[Start THE RECORDS]
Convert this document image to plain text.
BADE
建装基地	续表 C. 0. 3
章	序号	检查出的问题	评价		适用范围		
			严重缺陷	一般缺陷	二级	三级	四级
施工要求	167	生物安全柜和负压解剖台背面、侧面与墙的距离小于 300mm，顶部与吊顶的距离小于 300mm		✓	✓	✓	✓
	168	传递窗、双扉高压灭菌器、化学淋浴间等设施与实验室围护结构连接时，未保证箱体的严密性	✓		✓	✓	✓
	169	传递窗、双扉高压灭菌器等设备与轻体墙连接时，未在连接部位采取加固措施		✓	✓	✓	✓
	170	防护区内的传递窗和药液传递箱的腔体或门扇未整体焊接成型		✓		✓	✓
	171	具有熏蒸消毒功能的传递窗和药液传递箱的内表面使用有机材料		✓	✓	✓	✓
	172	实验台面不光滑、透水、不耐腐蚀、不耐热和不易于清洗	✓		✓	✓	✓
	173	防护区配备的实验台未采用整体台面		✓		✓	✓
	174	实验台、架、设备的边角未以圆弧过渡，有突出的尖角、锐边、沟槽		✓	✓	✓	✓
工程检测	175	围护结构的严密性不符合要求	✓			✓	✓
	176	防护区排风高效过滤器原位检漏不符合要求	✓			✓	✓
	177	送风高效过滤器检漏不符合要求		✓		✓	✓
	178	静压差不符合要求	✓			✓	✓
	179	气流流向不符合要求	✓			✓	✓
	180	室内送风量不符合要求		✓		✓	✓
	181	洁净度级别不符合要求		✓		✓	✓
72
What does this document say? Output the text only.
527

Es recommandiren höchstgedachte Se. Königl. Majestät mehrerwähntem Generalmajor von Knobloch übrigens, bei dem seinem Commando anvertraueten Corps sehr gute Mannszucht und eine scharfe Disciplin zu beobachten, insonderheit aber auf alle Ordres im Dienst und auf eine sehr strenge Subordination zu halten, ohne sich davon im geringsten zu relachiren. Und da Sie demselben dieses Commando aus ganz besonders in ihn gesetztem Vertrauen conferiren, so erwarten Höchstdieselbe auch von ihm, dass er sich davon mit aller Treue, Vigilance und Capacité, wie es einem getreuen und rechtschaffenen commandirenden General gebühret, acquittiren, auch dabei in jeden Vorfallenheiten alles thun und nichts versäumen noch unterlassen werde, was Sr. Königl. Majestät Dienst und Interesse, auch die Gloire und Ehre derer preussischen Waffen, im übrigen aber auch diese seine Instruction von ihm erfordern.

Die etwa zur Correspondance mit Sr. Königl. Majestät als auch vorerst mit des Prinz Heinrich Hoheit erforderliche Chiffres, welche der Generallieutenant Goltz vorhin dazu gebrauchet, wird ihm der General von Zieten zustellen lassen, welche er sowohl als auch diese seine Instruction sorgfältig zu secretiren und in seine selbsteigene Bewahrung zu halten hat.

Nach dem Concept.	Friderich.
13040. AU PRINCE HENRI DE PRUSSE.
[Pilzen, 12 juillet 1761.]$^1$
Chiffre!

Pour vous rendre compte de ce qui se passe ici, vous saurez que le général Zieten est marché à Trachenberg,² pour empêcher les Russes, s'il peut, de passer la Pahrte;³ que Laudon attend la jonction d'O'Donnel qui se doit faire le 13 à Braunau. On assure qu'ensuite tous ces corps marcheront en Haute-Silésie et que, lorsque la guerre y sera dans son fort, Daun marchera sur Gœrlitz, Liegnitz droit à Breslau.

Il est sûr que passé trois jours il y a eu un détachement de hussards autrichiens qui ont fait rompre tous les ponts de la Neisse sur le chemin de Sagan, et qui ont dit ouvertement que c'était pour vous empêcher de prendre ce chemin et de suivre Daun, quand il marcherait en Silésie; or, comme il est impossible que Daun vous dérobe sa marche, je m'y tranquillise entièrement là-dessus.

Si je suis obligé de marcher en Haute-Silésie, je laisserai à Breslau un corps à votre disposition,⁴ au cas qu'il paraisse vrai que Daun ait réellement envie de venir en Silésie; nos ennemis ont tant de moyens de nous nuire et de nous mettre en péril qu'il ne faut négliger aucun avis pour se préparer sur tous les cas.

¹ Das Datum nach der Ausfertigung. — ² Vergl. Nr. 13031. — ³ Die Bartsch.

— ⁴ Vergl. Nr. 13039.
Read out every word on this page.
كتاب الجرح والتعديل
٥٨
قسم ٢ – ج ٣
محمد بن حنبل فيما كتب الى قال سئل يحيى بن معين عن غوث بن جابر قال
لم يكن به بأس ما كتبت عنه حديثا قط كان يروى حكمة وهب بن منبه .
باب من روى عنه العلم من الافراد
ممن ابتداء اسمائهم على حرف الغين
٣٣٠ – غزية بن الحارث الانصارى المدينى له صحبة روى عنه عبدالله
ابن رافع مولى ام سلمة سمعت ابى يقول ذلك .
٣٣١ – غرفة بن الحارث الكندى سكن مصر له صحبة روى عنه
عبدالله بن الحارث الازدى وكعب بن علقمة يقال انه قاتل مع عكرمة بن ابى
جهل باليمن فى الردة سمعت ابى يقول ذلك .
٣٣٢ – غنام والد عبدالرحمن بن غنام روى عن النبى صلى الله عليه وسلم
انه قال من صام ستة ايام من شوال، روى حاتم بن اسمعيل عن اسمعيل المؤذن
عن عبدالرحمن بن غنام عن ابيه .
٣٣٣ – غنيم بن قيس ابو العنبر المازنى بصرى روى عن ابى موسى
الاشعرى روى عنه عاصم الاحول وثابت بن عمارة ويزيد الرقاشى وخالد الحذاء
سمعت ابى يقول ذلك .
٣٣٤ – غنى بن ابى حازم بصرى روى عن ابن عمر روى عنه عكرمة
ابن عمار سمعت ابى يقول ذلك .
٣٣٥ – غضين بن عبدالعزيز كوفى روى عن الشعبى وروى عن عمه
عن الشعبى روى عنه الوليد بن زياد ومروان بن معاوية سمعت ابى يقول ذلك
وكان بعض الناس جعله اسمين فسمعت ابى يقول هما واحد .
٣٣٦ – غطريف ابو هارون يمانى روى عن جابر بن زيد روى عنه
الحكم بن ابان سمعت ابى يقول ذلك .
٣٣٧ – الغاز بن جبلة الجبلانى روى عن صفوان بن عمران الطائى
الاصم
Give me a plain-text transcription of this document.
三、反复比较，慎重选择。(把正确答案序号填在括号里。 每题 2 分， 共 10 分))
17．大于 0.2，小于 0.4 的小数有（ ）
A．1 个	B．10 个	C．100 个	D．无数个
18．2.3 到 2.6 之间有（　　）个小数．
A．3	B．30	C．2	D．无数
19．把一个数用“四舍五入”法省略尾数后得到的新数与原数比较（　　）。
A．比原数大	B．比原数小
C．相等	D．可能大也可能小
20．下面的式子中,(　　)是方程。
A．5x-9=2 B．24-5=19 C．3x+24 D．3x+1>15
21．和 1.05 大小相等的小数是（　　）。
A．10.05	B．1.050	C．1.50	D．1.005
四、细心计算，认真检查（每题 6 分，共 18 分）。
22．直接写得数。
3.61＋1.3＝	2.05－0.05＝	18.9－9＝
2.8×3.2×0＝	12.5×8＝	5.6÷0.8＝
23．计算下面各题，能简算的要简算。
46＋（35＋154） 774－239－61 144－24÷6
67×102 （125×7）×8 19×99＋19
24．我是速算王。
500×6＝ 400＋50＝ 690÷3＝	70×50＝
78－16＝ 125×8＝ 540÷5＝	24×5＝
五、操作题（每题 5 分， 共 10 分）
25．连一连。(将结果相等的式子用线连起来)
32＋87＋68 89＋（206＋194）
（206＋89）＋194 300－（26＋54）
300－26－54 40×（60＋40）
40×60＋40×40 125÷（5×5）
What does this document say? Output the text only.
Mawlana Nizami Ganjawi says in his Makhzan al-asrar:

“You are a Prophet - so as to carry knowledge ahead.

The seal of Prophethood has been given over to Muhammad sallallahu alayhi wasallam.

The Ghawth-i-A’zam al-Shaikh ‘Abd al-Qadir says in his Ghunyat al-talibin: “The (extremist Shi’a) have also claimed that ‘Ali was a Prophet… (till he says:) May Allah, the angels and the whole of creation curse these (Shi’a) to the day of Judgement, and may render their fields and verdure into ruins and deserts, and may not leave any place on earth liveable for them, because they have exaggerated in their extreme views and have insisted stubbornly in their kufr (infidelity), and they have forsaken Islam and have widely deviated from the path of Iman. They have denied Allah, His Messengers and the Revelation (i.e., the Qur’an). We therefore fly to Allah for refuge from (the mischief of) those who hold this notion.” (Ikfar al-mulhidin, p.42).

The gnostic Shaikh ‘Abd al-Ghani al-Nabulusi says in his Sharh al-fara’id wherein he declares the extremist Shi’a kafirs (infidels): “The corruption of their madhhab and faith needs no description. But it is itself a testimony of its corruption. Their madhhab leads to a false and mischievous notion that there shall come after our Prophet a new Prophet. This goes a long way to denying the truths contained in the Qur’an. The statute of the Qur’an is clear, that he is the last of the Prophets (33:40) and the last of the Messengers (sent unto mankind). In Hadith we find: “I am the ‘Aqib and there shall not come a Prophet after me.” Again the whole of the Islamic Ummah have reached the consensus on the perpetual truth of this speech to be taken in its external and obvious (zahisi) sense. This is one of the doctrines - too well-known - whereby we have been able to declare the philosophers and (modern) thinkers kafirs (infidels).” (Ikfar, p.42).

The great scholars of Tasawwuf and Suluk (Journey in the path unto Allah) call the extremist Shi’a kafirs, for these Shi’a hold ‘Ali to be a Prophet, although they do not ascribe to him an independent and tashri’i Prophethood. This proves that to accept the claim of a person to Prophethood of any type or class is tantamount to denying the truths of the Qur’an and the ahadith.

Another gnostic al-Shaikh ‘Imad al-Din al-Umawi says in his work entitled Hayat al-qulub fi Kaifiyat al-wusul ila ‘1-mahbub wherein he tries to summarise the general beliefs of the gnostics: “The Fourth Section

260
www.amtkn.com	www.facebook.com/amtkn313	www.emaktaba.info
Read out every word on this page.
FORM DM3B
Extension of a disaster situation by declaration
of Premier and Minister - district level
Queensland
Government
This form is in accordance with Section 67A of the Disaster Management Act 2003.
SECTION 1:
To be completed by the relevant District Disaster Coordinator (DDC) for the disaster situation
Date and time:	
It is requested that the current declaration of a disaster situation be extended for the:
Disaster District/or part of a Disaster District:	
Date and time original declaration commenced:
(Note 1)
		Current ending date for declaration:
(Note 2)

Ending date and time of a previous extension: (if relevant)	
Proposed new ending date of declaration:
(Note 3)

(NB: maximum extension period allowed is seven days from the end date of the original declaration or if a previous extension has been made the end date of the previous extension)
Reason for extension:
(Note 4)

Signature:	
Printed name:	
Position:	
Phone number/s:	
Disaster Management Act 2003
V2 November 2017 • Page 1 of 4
[End THE RECORDS]
- **THE REQUEST**: Give only the number of lines in the entries that contain "document".

- **PROBLEM SOLUTION**: 4